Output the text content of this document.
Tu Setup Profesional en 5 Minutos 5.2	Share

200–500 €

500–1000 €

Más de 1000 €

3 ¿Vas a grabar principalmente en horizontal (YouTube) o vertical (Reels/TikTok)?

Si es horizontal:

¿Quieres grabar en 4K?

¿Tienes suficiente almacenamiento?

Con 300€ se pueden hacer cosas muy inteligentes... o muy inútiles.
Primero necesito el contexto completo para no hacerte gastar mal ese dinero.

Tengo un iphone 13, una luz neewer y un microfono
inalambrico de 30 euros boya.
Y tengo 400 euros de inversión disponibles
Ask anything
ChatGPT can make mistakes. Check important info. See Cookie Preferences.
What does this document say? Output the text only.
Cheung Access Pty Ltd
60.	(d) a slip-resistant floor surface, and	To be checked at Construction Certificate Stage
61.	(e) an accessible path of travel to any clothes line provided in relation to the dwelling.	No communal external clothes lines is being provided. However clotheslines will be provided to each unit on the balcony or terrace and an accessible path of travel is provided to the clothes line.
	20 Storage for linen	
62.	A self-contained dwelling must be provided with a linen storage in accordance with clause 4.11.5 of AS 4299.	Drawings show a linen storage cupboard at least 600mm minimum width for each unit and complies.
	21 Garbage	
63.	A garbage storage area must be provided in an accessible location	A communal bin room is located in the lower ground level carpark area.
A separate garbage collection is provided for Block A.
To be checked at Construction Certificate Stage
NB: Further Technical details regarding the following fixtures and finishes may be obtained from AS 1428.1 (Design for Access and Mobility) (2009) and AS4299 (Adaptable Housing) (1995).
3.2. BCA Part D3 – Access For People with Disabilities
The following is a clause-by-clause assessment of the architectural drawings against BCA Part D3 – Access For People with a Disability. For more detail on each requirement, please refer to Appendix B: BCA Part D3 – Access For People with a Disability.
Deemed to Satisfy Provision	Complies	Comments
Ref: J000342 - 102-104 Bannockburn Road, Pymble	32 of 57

= = = =

> [TASK BRIEF]
Collect the lines of the records that include the string "Certificate".

> [EXERCISE ANSWER]
60.	(d) a slip-resistant floor surface, and	To be checked at Construction Certificate Stage
To be checked at Construction Certificate Stage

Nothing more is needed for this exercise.